→ TASK DIRECTIONS: In the records below, tally every line containing "contacts". Report only the total.

→ DATA SECTION:
※ ※ ※

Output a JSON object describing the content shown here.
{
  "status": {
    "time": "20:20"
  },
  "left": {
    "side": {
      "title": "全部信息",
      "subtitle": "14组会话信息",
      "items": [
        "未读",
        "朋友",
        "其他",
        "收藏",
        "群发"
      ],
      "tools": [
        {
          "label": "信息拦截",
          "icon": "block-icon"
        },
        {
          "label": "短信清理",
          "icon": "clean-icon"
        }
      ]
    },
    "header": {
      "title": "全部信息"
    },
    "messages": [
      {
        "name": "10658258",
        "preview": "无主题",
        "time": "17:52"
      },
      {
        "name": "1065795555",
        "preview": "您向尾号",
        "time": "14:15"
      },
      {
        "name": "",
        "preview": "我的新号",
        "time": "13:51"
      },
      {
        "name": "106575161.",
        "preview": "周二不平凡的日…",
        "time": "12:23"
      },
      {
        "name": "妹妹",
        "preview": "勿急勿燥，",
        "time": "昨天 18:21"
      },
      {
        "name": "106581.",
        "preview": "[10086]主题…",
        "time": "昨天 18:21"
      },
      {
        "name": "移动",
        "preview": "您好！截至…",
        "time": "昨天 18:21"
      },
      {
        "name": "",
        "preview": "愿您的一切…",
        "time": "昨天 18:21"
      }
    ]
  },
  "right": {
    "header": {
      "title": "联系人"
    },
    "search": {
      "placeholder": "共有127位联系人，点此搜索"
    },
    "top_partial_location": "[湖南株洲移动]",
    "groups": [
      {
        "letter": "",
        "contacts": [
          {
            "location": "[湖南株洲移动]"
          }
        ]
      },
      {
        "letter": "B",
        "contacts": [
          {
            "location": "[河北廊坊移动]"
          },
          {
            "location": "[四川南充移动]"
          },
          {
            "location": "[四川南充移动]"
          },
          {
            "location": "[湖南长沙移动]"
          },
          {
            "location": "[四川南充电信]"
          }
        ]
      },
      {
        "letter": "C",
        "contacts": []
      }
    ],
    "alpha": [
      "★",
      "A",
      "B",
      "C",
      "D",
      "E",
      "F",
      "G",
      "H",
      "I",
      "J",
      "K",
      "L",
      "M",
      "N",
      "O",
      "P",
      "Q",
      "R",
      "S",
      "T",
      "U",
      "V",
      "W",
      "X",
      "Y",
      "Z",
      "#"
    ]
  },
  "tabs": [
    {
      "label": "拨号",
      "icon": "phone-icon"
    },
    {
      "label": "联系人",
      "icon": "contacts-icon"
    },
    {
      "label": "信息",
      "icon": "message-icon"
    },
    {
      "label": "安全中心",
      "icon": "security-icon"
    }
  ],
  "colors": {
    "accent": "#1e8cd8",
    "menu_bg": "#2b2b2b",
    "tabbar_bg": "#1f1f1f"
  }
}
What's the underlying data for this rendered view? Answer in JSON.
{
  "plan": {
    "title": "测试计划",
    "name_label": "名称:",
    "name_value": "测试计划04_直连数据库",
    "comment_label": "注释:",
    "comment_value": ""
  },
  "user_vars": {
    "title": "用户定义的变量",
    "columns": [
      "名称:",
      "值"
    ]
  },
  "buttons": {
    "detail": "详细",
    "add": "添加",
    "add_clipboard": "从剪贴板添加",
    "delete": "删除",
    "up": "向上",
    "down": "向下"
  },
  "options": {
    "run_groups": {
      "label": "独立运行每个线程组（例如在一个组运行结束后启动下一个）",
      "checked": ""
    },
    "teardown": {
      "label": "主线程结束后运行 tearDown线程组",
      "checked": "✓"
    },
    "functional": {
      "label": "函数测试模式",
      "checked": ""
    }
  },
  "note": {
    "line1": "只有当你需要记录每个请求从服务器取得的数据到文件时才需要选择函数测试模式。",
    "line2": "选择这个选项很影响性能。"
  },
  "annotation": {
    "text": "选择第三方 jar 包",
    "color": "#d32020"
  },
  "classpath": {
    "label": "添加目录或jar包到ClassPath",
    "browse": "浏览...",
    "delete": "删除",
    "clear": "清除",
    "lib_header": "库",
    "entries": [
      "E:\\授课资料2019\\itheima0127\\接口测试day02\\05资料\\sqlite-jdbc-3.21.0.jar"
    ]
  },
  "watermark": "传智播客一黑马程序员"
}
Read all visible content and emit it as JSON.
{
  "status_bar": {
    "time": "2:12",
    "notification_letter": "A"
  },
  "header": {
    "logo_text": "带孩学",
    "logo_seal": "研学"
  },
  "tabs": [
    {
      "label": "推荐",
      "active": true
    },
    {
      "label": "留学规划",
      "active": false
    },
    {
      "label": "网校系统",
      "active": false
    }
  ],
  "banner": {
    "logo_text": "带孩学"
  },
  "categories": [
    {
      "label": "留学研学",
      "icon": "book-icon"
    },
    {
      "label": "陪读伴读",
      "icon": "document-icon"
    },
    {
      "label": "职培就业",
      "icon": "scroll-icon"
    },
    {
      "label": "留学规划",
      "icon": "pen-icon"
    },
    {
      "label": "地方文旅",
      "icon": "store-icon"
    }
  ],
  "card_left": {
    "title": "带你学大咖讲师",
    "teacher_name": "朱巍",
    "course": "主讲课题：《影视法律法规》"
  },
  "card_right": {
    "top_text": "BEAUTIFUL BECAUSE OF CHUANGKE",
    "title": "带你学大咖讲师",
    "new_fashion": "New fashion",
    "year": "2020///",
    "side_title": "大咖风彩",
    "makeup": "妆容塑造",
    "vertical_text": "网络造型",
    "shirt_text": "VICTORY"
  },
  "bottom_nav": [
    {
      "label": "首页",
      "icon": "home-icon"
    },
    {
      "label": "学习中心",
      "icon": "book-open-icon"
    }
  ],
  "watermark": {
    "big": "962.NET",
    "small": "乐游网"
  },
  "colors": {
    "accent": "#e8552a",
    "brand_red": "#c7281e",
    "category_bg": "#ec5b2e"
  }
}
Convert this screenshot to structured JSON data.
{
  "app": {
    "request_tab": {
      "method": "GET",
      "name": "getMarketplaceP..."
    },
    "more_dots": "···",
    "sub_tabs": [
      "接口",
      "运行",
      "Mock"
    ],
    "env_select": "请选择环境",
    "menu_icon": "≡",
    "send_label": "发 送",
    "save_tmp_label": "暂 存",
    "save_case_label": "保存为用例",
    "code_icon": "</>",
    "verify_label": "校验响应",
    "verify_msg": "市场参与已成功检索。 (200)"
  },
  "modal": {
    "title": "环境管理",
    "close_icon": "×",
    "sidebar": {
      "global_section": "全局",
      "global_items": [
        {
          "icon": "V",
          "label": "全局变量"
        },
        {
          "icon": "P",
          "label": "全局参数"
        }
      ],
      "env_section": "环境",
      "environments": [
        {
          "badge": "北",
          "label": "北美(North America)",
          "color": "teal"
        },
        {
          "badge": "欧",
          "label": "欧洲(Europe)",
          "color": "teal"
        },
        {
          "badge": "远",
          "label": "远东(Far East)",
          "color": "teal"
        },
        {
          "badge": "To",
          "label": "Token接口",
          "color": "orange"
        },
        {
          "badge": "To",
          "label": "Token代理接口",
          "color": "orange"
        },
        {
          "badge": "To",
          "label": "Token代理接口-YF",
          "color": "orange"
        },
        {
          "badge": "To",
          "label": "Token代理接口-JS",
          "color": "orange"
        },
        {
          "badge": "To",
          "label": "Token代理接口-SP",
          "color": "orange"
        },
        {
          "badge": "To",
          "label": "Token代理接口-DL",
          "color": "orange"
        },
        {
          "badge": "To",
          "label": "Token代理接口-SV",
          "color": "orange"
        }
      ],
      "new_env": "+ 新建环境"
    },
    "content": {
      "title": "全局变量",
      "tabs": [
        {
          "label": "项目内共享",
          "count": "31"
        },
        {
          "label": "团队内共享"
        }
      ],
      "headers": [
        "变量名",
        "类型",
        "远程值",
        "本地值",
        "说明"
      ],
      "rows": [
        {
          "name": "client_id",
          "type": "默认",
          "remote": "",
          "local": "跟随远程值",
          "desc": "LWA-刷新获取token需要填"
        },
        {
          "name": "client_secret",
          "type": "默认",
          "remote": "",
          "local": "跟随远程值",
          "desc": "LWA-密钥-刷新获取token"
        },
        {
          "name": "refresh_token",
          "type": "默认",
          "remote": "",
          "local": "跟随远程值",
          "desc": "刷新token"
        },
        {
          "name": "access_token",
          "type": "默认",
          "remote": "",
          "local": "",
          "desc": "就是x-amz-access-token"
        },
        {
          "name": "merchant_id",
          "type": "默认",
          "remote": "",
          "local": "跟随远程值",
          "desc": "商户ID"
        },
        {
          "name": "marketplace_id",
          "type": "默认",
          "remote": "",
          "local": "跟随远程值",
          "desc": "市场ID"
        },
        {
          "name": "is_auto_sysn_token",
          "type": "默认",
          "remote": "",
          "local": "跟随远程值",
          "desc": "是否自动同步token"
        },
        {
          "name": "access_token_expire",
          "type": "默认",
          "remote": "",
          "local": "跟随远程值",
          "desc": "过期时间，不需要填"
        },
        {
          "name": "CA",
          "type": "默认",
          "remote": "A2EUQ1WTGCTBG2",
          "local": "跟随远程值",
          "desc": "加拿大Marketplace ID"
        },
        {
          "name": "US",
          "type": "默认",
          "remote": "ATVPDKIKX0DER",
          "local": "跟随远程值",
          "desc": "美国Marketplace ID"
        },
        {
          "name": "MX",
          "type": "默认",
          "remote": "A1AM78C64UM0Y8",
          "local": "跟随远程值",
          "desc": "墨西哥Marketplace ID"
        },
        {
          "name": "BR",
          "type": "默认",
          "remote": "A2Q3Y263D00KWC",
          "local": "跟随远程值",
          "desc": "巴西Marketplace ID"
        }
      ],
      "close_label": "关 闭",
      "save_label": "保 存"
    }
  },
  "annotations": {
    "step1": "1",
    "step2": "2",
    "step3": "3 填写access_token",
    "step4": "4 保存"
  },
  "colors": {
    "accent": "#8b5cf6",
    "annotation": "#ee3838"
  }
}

※ ※ ※

→ RESULT BELOW: 4